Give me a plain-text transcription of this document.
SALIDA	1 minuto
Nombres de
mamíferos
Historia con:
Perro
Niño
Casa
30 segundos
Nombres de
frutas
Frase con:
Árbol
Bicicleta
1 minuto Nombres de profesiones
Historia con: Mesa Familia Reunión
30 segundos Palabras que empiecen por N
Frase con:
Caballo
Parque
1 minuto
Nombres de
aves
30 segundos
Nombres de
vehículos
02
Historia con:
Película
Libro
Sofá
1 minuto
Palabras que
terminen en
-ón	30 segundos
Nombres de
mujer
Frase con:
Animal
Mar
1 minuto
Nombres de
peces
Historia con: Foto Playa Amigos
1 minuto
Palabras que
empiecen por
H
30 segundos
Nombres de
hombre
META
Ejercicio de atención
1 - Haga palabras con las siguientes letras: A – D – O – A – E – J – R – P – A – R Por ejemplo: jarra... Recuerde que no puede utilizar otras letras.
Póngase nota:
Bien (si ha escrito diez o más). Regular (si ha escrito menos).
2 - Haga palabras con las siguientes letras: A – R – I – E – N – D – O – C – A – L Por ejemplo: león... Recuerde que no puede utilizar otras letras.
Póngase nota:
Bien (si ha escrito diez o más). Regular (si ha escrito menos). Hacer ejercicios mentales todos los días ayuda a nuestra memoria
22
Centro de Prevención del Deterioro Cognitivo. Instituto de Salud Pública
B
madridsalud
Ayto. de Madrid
┄┄┄┄┄┄┄┄┄┄┄┄┄┄┄┄┄┄┄┄
▶ _Problem requirements_:
Output the records verbatim, from the first line to the last.

▶ _The response_:
Give me a plain-text transcription of this document.
SALIDA	1 minuto
Nombres de
mamíferos
Historia con:
Perro
Niño
Casa
30 segundos
Nombres de
frutas
Frase con:
Árbol
Bicicleta
1 minuto Nombres de profesiones
Historia con: Mesa Familia Reunión
30 segundos Palabras que empiecen por N
Frase con:
Caballo
Parque
1 minuto
Nombres de
aves
30 segundos
Nombres de
vehículos
02
Historia con:
Película
Libro
Sofá
1 minuto
Palabras que
terminen en
-ón	30 segundos
Nombres de
mujer
Frase con:
Animal
Mar
1 minuto
Nombres de
peces
Historia con: Foto Playa Amigos
1 minuto
Palabras que
empiecen por
H
30 segundos
Nombres de
hombre
META
Ejercicio de atención
1 - Haga palabras con las siguientes letras: A – D – O – A – E – J – R – P – A – R Por ejemplo: jarra... Recuerde que no puede utilizar otras letras.
Póngase nota:
Bien (si ha escrito diez o más). Regular (si ha escrito menos).
2 - Haga palabras con las siguientes letras: A – R – I – E – N – D – O – C – A – L Por ejemplo: león... Recuerde que no puede utilizar otras letras.
Póngase nota:
Bien (si ha escrito diez o más). Regular (si ha escrito menos). Hacer ejercicios mentales todos los días ayuda a nuestra memoria
22
Centro de Prevención del Deterioro Cognitivo. Instituto de Salud Pública
B
madridsalud
Ayto. de Madrid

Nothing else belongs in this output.